## Exercise materials:
----------------------------------------

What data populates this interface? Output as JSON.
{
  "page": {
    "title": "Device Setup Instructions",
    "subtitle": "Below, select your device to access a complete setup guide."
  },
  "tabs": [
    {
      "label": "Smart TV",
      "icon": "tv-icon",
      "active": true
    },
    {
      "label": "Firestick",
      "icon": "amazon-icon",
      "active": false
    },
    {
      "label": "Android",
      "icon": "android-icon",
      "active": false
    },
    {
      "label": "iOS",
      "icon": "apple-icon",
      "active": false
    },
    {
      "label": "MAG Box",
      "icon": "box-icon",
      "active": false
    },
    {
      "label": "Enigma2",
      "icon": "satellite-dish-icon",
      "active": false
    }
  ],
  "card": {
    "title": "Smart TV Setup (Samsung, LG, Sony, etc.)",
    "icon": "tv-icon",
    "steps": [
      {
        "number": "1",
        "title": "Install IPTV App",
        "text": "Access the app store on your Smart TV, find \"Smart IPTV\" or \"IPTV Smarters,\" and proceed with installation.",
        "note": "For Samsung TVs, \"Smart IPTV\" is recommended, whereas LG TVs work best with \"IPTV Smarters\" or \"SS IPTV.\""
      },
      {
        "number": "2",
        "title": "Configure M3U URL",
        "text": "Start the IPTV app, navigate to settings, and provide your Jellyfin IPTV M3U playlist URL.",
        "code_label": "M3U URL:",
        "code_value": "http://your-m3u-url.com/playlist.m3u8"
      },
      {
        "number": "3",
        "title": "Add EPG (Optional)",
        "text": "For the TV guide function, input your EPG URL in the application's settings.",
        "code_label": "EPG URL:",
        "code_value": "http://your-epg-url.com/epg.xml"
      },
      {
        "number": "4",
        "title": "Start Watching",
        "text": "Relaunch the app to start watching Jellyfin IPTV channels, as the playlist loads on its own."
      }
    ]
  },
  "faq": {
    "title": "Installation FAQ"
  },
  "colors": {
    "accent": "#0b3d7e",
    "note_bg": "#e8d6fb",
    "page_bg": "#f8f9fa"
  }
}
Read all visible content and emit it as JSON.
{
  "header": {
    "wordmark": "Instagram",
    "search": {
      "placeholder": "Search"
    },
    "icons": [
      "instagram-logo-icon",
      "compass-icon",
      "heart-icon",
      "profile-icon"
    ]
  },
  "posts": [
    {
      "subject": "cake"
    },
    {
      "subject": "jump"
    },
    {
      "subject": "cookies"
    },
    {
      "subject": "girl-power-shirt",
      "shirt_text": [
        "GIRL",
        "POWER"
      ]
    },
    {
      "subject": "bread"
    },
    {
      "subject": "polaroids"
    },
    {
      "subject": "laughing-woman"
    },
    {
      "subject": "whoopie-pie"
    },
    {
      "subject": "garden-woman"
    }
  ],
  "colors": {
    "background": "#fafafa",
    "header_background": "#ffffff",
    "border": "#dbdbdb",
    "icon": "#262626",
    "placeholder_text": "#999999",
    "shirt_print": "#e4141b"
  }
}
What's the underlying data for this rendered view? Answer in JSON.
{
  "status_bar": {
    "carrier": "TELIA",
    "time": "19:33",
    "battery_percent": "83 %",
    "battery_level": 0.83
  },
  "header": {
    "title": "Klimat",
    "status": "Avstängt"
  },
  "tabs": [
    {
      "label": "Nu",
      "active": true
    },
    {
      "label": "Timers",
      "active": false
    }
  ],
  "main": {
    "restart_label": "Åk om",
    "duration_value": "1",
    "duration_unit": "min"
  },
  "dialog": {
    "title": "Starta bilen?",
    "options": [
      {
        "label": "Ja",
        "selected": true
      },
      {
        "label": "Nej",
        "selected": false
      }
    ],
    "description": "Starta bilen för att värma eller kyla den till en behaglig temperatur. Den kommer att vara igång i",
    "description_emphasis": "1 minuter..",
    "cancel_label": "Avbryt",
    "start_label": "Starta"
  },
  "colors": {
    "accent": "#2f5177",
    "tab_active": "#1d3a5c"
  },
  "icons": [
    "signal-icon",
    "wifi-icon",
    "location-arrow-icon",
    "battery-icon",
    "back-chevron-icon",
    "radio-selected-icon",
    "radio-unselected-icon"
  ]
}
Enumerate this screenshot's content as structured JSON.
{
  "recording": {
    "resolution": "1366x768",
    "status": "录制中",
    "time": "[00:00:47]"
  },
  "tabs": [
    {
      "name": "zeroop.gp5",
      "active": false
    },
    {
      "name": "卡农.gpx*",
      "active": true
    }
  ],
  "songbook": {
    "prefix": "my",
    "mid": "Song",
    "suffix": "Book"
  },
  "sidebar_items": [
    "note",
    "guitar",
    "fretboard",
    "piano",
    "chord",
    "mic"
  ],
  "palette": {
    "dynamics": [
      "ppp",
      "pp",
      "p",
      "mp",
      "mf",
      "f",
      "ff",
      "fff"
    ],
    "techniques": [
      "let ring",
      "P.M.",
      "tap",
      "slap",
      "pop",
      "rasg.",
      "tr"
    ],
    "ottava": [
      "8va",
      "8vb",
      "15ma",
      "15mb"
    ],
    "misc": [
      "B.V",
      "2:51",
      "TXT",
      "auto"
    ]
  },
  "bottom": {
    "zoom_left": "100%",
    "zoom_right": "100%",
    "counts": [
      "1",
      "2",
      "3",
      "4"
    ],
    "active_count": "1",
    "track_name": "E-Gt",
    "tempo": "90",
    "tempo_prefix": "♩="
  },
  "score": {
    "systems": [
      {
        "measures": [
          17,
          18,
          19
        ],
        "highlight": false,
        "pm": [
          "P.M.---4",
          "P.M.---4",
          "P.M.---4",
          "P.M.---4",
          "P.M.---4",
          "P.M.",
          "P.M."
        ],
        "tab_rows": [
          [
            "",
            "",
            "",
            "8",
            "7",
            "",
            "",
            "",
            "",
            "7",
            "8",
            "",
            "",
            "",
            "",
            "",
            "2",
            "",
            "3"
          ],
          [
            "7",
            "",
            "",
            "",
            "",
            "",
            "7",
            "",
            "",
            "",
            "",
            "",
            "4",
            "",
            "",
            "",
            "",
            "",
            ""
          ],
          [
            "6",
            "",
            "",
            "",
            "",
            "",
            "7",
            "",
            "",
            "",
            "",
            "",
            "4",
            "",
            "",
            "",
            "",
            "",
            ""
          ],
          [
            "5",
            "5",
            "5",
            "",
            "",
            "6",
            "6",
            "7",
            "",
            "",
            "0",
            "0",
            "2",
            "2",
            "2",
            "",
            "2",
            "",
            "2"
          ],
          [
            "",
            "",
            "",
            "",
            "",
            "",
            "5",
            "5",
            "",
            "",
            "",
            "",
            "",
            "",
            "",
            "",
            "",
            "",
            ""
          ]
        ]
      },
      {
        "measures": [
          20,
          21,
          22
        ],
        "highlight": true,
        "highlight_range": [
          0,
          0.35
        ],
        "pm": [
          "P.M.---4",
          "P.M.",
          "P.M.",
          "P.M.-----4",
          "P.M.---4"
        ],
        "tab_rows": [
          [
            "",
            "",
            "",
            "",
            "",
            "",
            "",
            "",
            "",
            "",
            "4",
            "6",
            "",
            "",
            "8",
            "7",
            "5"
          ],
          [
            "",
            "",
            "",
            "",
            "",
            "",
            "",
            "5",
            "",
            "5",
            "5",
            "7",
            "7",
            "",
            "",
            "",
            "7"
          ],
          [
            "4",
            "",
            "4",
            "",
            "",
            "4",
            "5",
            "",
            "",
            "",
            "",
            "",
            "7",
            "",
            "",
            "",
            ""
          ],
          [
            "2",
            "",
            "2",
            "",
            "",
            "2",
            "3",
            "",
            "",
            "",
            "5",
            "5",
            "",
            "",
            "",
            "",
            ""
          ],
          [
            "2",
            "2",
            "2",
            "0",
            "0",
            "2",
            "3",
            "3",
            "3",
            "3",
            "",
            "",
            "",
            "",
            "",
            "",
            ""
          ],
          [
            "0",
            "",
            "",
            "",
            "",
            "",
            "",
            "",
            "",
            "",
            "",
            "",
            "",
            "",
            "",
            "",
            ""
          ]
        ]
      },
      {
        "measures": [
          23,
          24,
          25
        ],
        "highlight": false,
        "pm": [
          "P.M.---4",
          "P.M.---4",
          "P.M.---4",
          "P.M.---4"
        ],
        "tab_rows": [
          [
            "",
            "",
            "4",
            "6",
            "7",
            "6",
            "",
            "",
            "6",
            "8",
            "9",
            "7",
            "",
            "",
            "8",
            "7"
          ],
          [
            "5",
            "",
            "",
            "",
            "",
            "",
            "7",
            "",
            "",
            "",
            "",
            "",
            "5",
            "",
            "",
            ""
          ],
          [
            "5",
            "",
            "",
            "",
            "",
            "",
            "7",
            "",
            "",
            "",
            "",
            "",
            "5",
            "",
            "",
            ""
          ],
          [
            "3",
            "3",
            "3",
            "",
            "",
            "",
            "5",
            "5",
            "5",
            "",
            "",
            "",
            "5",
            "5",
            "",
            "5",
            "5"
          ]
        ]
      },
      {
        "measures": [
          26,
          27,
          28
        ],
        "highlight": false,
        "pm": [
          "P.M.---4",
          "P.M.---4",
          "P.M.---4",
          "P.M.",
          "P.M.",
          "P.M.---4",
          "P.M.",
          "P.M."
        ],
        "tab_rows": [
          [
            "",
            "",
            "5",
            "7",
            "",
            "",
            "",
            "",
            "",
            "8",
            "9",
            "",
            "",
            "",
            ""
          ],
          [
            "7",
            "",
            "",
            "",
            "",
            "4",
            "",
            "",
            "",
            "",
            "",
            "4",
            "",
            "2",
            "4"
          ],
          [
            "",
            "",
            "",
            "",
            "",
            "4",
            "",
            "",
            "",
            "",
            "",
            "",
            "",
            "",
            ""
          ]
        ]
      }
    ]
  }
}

----------------------------------------

## What to produce:
Examine the records and pull out every line where the string "bilen" occurs.

## Final result:
    "title": "Starta bilen?",
    "description": "Starta bilen för att värma eller kyla den till en behaglig temperatur. Den kommer att vara igång i",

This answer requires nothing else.